**Set exercise**. Please reproduce these lines with "bounding box" replaced by "enclosing rectangle" and everything else left unchanged.

Coordinate annotation records:
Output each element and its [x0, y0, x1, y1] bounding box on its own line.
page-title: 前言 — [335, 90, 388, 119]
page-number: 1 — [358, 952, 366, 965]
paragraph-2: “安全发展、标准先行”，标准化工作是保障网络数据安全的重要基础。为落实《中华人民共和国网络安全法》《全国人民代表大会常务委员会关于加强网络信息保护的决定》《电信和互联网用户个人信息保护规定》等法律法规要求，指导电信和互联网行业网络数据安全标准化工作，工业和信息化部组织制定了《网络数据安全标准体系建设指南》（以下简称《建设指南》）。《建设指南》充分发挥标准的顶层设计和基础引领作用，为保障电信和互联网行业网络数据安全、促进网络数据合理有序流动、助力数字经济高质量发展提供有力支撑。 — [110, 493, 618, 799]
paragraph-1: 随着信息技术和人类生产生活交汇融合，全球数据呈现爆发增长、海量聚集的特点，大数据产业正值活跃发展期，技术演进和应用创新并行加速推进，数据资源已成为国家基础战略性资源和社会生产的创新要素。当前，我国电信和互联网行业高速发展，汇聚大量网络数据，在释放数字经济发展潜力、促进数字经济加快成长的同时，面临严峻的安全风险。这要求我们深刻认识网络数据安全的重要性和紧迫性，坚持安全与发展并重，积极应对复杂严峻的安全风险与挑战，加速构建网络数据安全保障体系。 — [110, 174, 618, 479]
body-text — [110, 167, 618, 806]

**Task response**.
Output each element and its [x0, y0, x1, y1] enclosing rectangle on its own line.
page-title: 前言 — [335, 90, 388, 119]
page-number: 1 — [358, 952, 366, 965]
paragraph-2: “安全发展、标准先行”，标准化工作是保障网络数据安全的重要基础。为落实《中华人民共和国网络安全法》《全国人民代表大会常务委员会关于加强网络信息保护的决定》《电信和互联网用户个人信息保护规定》等法律法规要求，指导电信和互联网行业网络数据安全标准化工作，工业和信息化部组织制定了《网络数据安全标准体系建设指南》（以下简称《建设指南》）。《建设指南》充分发挥标准的顶层设计和基础引领作用，为保障电信和互联网行业网络数据安全、促进网络数据合理有序流动、助力数字经济高质量发展提供有力支撑。 — [110, 493, 618, 799]
paragraph-1: 随着信息技术和人类生产生活交汇融合，全球数据呈现爆发增长、海量聚集的特点，大数据产业正值活跃发展期，技术演进和应用创新并行加速推进，数据资源已成为国家基础战略性资源和社会生产的创新要素。当前，我国电信和互联网行业高速发展，汇聚大量网络数据，在释放数字经济发展潜力、促进数字经济加快成长的同时，面临严峻的安全风险。这要求我们深刻认识网络数据安全的重要性和紧迫性，坚持安全与发展并重，积极应对复杂严峻的安全风险与挑战，加速构建网络数据安全保障体系。 — [110, 174, 618, 479]
body-text — [110, 167, 618, 806]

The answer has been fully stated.